### GIVEN INSTRUCTION:
Reproduce the following data verbatim, keeping every line and every character unchanged.

━━━ RECORDS SUPPLIED

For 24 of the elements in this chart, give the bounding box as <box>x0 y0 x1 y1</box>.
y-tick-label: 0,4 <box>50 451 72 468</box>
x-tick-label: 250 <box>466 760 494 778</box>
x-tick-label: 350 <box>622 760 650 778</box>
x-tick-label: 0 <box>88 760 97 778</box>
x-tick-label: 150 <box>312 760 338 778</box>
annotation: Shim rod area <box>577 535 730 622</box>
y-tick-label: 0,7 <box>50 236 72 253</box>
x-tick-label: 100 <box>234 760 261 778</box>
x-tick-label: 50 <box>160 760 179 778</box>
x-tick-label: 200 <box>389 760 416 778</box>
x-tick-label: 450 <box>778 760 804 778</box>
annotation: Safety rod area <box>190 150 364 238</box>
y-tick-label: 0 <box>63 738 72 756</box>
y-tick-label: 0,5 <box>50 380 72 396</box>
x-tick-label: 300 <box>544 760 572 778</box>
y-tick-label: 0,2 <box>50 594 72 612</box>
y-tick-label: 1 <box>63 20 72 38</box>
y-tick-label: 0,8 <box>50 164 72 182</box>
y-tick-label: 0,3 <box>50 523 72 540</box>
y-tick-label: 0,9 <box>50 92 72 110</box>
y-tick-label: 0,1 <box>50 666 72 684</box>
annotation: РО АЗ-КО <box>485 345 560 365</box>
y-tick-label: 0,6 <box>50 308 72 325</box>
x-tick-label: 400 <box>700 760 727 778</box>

━━━━━━

### THE RESPONSE:
For 24 of the elements in this chart, give the bounding box as <box>x0 y0 x1 y1</box>.
y-tick-label: 0,4 <box>50 451 72 468</box>
x-tick-label: 250 <box>466 760 494 778</box>
x-tick-label: 350 <box>622 760 650 778</box>
x-tick-label: 0 <box>88 760 97 778</box>
x-tick-label: 150 <box>312 760 338 778</box>
annotation: Shim rod area <box>577 535 730 622</box>
y-tick-label: 0,7 <box>50 236 72 253</box>
x-tick-label: 100 <box>234 760 261 778</box>
x-tick-label: 50 <box>160 760 179 778</box>
x-tick-label: 200 <box>389 760 416 778</box>
x-tick-label: 450 <box>778 760 804 778</box>
annotation: Safety rod area <box>190 150 364 238</box>
y-tick-label: 0 <box>63 738 72 756</box>
y-tick-label: 0,5 <box>50 380 72 396</box>
x-tick-label: 300 <box>544 760 572 778</box>
y-tick-label: 0,2 <box>50 594 72 612</box>
y-tick-label: 1 <box>63 20 72 38</box>
y-tick-label: 0,8 <box>50 164 72 182</box>
y-tick-label: 0,3 <box>50 523 72 540</box>
y-tick-label: 0,9 <box>50 92 72 110</box>
y-tick-label: 0,1 <box>50 666 72 684</box>
annotation: РО АЗ-КО <box>485 345 560 365</box>
y-tick-label: 0,6 <box>50 308 72 325</box>
x-tick-label: 400 <box>700 760 727 778</box>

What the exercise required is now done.